Task to carry out
Reproduce this listing in full.

Extracted records:
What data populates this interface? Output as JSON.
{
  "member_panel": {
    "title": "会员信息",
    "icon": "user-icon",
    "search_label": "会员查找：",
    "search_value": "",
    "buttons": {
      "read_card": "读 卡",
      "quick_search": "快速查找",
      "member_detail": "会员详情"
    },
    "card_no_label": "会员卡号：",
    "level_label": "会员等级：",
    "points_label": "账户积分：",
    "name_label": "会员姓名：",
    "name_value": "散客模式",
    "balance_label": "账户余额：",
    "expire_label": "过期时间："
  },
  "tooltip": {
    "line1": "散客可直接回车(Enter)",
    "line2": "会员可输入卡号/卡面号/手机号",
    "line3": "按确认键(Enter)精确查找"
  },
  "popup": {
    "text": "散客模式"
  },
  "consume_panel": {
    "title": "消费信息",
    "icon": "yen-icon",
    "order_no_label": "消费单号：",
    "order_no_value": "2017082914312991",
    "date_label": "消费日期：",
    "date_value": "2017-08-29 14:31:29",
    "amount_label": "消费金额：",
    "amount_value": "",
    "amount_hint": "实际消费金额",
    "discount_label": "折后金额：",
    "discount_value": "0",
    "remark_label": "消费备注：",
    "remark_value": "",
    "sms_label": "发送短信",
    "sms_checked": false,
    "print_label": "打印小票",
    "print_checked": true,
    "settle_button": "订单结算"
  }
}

Exercise output
What data populates this interface? Output as JSON.
{
  "member_panel": {
    "title": "会员信息",
    "icon": "user-icon",
    "search_label": "会员查找：",
    "search_value": "",
    "buttons": {
      "read_card": "读 卡",
      "quick_search": "快速查找",
      "member_detail": "会员详情"
    },
    "card_no_label": "会员卡号：",
    "level_label": "会员等级：",
    "points_label": "账户积分：",
    "name_label": "会员姓名：",
    "name_value": "散客模式",
    "balance_label": "账户余额：",
    "expire_label": "过期时间："
  },
  "tooltip": {
    "line1": "散客可直接回车(Enter)",
    "line2": "会员可输入卡号/卡面号/手机号",
    "line3": "按确认键(Enter)精确查找"
  },
  "popup": {
    "text": "散客模式"
  },
  "consume_panel": {
    "title": "消费信息",
    "icon": "yen-icon",
    "order_no_label": "消费单号：",
    "order_no_value": "2017082914312991",
    "date_label": "消费日期：",
    "date_value": "2017-08-29 14:31:29",
    "amount_label": "消费金额：",
    "amount_value": "",
    "amount_hint": "实际消费金额",
    "discount_label": "折后金额：",
    "discount_value": "0",
    "remark_label": "消费备注：",
    "remark_value": "",
    "sms_label": "发送短信",
    "sms_checked": false,
    "print_label": "打印小票",
    "print_checked": true,
    "settle_button": "订单结算"
  }
}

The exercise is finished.